▸ Objectives
1 > Rewrite everything in the asymptote exercises from "36) $x=1$ and" down to "actual horizontal asymptote or limit.", putting "graphing utility" in place of "graphing calculator".
2 > Please continue the asymptote exercises past their last line.

▸ Text excerpt
+++++
31) $f(x)=\dfrac{x^3+1}{x^3−1}$

Answer: Horizontal: $y=1$,
Vertical: $x=1$

32) $f(x)=\dfrac{\sin x+\cos x}{\sin x−\cos x}$

33) $f(x)=x−\sin x$

Answer: Horizontal: none,
Vertical: none

34) $f(x)=\dfrac{1}{x}−\sqrt{x}$

For exercises 35 - 38, construct a function $f(x)$ that has the given asymptotes.

35) $x=1$ and $y=2$

Answer: Answers will vary, for example: $y=\dfrac{2x}{x−1}$

36) $x=1$ and $y=0$

37) $y=4, \;x=−1$

Answer: Answers will vary, for example: $y=\dfrac{4x}{x+1}$

38) $x=0$

In exercises 39 - 43, graph the function on a graphing calculator on the window $x=[−5,5]$ and estimate the horizontal asymptote or limit. Then, calculate the actual horizontal asymptote or limit.
+++++
▸ Data shown
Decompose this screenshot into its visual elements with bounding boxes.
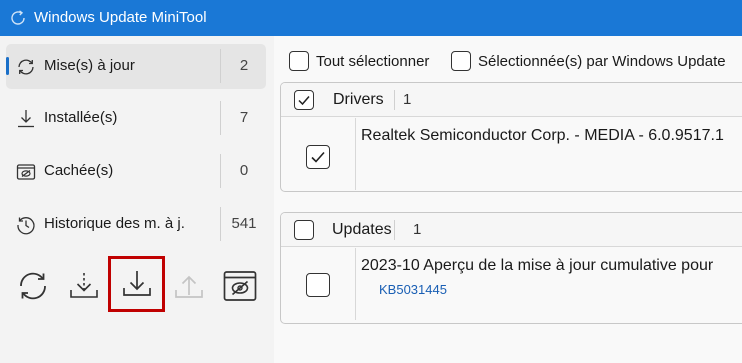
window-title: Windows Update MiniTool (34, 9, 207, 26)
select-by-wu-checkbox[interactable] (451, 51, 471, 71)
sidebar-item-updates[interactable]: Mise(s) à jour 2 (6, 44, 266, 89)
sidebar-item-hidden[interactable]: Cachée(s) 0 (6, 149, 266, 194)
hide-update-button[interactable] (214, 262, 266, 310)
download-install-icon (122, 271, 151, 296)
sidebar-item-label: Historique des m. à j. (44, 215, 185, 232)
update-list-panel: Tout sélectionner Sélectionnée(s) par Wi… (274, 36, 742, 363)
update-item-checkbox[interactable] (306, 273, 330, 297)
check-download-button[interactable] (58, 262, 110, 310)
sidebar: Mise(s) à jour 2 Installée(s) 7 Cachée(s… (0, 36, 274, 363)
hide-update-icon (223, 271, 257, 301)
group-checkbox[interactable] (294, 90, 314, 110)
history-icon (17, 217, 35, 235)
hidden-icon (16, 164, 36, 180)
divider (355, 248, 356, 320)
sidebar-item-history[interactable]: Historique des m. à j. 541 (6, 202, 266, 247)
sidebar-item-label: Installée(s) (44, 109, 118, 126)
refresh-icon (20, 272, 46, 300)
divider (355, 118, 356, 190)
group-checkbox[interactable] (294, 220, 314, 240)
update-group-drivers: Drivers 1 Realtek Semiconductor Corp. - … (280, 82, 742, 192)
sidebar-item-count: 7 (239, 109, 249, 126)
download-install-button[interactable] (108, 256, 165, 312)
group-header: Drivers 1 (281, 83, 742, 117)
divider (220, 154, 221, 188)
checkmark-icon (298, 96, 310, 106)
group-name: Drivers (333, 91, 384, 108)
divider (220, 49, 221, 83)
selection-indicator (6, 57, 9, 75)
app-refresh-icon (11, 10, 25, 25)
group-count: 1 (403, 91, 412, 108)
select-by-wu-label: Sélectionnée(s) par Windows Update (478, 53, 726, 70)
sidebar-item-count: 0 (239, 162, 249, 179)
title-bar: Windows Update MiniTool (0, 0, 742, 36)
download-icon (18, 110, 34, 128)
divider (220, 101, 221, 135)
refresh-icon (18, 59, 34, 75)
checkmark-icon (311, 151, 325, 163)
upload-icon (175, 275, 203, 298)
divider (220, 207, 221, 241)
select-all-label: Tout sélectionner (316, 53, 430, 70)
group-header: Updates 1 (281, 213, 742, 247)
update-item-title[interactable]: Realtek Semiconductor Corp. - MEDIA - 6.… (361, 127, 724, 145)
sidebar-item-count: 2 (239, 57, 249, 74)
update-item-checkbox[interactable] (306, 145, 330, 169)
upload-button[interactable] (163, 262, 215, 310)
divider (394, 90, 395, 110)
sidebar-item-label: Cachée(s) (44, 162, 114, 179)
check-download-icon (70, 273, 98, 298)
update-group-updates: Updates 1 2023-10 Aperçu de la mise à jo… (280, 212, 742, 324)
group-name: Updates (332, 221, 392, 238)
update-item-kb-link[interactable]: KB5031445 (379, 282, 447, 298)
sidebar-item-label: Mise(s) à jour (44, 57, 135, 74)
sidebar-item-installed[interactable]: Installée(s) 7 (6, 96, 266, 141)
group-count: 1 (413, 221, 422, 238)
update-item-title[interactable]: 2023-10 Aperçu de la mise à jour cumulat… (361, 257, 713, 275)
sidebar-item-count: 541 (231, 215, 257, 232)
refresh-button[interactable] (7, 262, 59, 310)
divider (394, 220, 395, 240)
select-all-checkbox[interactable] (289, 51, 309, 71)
+++++
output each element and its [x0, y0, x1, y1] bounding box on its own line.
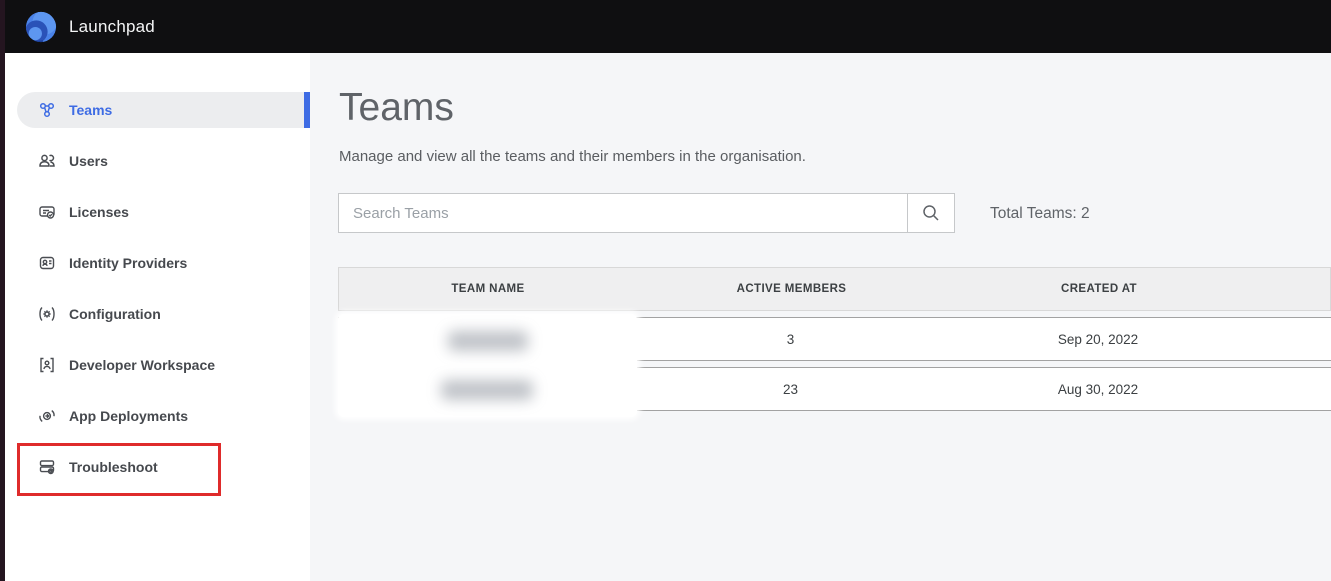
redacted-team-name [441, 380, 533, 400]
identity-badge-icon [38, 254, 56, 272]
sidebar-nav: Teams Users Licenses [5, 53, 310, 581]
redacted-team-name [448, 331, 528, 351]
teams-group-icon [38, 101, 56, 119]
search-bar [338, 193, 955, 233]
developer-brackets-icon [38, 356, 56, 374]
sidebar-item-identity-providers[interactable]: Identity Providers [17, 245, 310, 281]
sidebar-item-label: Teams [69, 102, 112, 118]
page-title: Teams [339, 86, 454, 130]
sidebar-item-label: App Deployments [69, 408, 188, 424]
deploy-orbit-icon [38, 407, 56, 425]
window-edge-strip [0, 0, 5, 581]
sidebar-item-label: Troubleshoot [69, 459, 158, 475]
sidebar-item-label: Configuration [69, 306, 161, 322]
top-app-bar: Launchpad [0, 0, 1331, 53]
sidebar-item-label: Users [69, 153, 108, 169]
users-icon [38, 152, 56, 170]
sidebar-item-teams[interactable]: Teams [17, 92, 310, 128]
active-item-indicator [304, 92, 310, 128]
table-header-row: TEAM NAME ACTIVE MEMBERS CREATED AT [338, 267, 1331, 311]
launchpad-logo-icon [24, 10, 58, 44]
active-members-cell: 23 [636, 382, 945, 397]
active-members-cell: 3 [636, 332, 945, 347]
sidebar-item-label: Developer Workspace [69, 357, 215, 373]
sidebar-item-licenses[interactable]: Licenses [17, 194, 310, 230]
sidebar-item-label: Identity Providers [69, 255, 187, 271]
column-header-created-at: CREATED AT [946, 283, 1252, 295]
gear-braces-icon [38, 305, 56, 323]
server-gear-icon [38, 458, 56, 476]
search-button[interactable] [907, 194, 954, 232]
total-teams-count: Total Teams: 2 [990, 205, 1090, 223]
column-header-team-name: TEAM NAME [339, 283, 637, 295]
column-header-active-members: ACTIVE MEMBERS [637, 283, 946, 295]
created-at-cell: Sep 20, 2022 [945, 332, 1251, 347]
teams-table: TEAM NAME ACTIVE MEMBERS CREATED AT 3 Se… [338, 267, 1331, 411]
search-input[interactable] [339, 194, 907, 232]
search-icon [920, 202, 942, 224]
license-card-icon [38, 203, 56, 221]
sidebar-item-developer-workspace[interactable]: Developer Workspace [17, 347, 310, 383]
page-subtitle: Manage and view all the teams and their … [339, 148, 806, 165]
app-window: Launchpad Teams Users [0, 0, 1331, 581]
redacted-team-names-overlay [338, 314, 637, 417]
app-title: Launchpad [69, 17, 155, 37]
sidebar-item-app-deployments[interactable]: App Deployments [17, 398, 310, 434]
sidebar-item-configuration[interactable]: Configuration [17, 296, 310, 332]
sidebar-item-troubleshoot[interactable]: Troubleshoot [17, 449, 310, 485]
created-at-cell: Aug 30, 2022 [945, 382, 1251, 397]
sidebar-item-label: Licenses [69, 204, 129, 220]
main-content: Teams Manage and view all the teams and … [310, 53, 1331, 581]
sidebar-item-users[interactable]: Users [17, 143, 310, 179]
+++++
▸ Answers in order
1 >
36) $x=1$ and $y=0$

37) $y=4, \;x=−1$

Answer: Answers will vary, for example: $y=\dfrac{4x}{x+1}$

38) $x=0$

In exercises 39 - 43, graph the function on a graphing utility on the window $x=[−5,5]$ and estimate the horizontal asymptote or limit. Then, calculate the actual horizontal asymptote or limit.

2 >
39) $f(x)=\dfrac{1}{x+10}$

Answer: $\displaystyle \lim_{x \to \infty }\frac{1}{x+10}=0$ so $f$ has a horizontal asymptote of $y=0$.

40) $f(x)=\dfrac{x+1}{x^2+7x+6}$

41) $\displaystyle \lim_{x \to − \infty }x^2+10x+25$

Answer: $\displaystyle \lim_{x \to − \infty }x^2+10x+25 = \infty $

42) $\displaystyle \lim_{x \to − \infty }\frac{x+2}{x^2+7x+6}$

43) $\displaystyle \lim_{x \to \infty }\frac{3x+2}{x+5}$

Answer: $\displaystyle \lim_{x \to \infty }\frac{3x+2}{x+5}=3$ so this function has a horizontal asymptote of $y=3$.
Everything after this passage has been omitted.